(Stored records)
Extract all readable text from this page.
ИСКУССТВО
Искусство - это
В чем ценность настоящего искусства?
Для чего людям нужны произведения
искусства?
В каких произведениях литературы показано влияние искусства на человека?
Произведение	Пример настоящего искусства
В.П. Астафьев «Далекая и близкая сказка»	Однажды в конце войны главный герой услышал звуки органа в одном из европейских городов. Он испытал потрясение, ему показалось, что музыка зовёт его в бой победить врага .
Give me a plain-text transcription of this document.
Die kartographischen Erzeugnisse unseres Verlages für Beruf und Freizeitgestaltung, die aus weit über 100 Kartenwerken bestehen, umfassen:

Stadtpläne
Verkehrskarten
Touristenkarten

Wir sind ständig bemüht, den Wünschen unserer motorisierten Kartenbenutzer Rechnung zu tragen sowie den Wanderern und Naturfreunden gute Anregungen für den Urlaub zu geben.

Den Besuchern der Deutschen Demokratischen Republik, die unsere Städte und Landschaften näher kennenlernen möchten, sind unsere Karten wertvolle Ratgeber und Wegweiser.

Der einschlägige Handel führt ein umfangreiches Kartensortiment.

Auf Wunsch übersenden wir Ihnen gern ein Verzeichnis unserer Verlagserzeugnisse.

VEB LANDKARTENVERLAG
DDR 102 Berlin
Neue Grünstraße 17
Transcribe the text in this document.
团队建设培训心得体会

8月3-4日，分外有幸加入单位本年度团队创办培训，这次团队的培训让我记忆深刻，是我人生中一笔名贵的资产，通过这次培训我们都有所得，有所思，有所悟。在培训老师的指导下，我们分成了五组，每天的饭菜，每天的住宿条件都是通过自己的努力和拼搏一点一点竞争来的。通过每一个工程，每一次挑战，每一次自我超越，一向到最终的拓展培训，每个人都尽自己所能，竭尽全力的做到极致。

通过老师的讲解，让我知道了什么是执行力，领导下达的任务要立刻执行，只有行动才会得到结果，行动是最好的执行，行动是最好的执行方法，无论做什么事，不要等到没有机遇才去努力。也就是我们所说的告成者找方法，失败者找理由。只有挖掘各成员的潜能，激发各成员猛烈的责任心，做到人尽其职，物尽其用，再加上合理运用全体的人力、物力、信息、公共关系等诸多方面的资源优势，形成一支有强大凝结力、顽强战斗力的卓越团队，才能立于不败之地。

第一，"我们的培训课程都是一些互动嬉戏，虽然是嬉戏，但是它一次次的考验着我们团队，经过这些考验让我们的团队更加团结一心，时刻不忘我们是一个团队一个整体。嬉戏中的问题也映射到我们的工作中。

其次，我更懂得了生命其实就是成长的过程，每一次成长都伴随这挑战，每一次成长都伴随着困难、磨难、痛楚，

• **Task prompt**
Print the records once more, exactly as they were given.

• **In response**
Extract all readable text from this page.
ИСКУССТВО
Искусство - это
В чем ценность настоящего искусства?
Для чего людям нужны произведения
искусства?
В каких произведениях литературы показано влияние искусства на человека?
Произведение	Пример настоящего искусства
В.П. Астафьев «Далекая и близкая сказка»	Однажды в конце войны главный герой услышал звуки органа в одном из европейских городов. Он испытал потрясение, ему показалось, что музыка зовёт его в бой победить врага .
Give me a plain-text transcription of this document.
Die kartographischen Erzeugnisse unseres Verlages für Beruf und Freizeitgestaltung, die aus weit über 100 Kartenwerken bestehen, umfassen:

Stadtpläne
Verkehrskarten
Touristenkarten

Wir sind ständig bemüht, den Wünschen unserer motorisierten Kartenbenutzer Rechnung zu tragen sowie den Wanderern und Naturfreunden gute Anregungen für den Urlaub zu geben.

Den Besuchern der Deutschen Demokratischen Republik, die unsere Städte und Landschaften näher kennenlernen möchten, sind unsere Karten wertvolle Ratgeber und Wegweiser.

Der einschlägige Handel führt ein umfangreiches Kartensortiment.

Auf Wunsch übersenden wir Ihnen gern ein Verzeichnis unserer Verlagserzeugnisse.

VEB LANDKARTENVERLAG
DDR 102 Berlin
Neue Grünstraße 17
Transcribe the text in this document.
团队建设培训心得体会

8月3-4日，分外有幸加入单位本年度团队创办培训，这次团队的培训让我记忆深刻，是我人生中一笔名贵的资产，通过这次培训我们都有所得，有所思，有所悟。在培训老师的指导下，我们分成了五组，每天的饭菜，每天的住宿条件都是通过自己的努力和拼搏一点一点竞争来的。通过每一个工程，每一次挑战，每一次自我超越，一向到最终的拓展培训，每个人都尽自己所能，竭尽全力的做到极致。

通过老师的讲解，让我知道了什么是执行力，领导下达的任务要立刻执行，只有行动才会得到结果，行动是最好的执行，行动是最好的执行方法，无论做什么事，不要等到没有机遇才去努力。也就是我们所说的告成者找方法，失败者找理由。只有挖掘各成员的潜能，激发各成员猛烈的责任心，做到人尽其职，物尽其用，再加上合理运用全体的人力、物力、信息、公共关系等诸多方面的资源优势，形成一支有强大凝结力、顽强战斗力的卓越团队，才能立于不败之地。

第一，"我们的培训课程都是一些互动嬉戏，虽然是嬉戏，但是它一次次的考验着我们团队，经过这些考验让我们的团队更加团结一心，时刻不忘我们是一个团队一个整体。嬉戏中的问题也映射到我们的工作中。

其次，我更懂得了生命其实就是成长的过程，每一次成长都伴随这挑战，每一次成长都伴随着困难、磨难、痛楚，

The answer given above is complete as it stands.